(What needs to be done): Return, word for word, every line that follows.

(Dataset records):
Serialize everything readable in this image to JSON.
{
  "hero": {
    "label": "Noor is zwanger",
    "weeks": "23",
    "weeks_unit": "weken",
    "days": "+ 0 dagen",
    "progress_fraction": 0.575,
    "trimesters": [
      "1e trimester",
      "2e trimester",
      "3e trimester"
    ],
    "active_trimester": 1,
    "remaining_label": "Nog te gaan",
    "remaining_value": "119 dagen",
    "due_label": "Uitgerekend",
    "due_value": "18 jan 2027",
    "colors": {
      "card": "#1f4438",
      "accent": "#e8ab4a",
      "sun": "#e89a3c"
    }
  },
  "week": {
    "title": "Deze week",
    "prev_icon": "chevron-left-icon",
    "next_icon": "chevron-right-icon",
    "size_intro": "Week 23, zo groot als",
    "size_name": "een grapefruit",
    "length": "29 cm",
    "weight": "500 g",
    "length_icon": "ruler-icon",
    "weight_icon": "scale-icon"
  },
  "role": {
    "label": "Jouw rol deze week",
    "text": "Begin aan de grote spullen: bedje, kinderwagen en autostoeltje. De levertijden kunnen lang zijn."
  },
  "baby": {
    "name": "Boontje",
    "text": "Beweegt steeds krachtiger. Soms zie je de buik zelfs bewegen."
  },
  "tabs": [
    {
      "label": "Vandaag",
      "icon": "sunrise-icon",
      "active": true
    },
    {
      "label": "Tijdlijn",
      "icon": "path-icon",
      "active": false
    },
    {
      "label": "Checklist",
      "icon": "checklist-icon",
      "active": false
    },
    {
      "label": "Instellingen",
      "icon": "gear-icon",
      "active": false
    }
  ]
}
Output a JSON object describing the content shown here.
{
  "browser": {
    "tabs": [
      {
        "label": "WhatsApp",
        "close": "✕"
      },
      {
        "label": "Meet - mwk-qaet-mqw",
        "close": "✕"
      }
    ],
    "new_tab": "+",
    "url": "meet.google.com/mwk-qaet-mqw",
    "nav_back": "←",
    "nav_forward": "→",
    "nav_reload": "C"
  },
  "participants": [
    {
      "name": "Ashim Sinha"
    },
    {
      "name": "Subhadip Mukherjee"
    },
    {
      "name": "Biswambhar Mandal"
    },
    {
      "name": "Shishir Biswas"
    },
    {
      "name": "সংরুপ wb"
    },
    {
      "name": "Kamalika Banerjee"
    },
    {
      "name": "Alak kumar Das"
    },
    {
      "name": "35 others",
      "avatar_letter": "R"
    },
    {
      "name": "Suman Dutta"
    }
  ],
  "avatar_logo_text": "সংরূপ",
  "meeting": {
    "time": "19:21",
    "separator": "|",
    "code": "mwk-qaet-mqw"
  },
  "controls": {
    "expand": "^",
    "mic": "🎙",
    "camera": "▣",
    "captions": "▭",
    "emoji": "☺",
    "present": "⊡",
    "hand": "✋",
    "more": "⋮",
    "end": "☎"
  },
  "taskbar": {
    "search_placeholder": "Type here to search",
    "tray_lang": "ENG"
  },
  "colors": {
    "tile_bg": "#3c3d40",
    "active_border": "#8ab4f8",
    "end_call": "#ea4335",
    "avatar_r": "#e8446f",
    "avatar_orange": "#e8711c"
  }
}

(The answer):
Serialize everything readable in this image to JSON.
{
  "hero": {
    "label": "Noor is zwanger",
    "weeks": "23",
    "weeks_unit": "weken",
    "days": "+ 0 dagen",
    "progress_fraction": 0.575,
    "trimesters": [
      "1e trimester",
      "2e trimester",
      "3e trimester"
    ],
    "active_trimester": 1,
    "remaining_label": "Nog te gaan",
    "remaining_value": "119 dagen",
    "due_label": "Uitgerekend",
    "due_value": "18 jan 2027",
    "colors": {
      "card": "#1f4438",
      "accent": "#e8ab4a",
      "sun": "#e89a3c"
    }
  },
  "week": {
    "title": "Deze week",
    "prev_icon": "chevron-left-icon",
    "next_icon": "chevron-right-icon",
    "size_intro": "Week 23, zo groot als",
    "size_name": "een grapefruit",
    "length": "29 cm",
    "weight": "500 g",
    "length_icon": "ruler-icon",
    "weight_icon": "scale-icon"
  },
  "role": {
    "label": "Jouw rol deze week",
    "text": "Begin aan de grote spullen: bedje, kinderwagen en autostoeltje. De levertijden kunnen lang zijn."
  },
  "baby": {
    "name": "Boontje",
    "text": "Beweegt steeds krachtiger. Soms zie je de buik zelfs bewegen."
  },
  "tabs": [
    {
      "label": "Vandaag",
      "icon": "sunrise-icon",
      "active": true
    },
    {
      "label": "Tijdlijn",
      "icon": "path-icon",
      "active": false
    },
    {
      "label": "Checklist",
      "icon": "checklist-icon",
      "active": false
    },
    {
      "label": "Instellingen",
      "icon": "gear-icon",
      "active": false
    }
  ]
}
Output a JSON object describing the content shown here.
{
  "browser": {
    "tabs": [
      {
        "label": "WhatsApp",
        "close": "✕"
      },
      {
        "label": "Meet - mwk-qaet-mqw",
        "close": "✕"
      }
    ],
    "new_tab": "+",
    "url": "meet.google.com/mwk-qaet-mqw",
    "nav_back": "←",
    "nav_forward": "→",
    "nav_reload": "C"
  },
  "participants": [
    {
      "name": "Ashim Sinha"
    },
    {
      "name": "Subhadip Mukherjee"
    },
    {
      "name": "Biswambhar Mandal"
    },
    {
      "name": "Shishir Biswas"
    },
    {
      "name": "সংরুপ wb"
    },
    {
      "name": "Kamalika Banerjee"
    },
    {
      "name": "Alak kumar Das"
    },
    {
      "name": "35 others",
      "avatar_letter": "R"
    },
    {
      "name": "Suman Dutta"
    }
  ],
  "avatar_logo_text": "সংরূপ",
  "meeting": {
    "time": "19:21",
    "separator": "|",
    "code": "mwk-qaet-mqw"
  },
  "controls": {
    "expand": "^",
    "mic": "🎙",
    "camera": "▣",
    "captions": "▭",
    "emoji": "☺",
    "present": "⊡",
    "hand": "✋",
    "more": "⋮",
    "end": "☎"
  },
  "taskbar": {
    "search_placeholder": "Type here to search",
    "tray_lang": "ENG"
  },
  "colors": {
    "tile_bg": "#3c3d40",
    "active_border": "#8ab4f8",
    "end_call": "#ea4335",
    "avatar_r": "#e8446f",
    "avatar_orange": "#e8711c"
  }
}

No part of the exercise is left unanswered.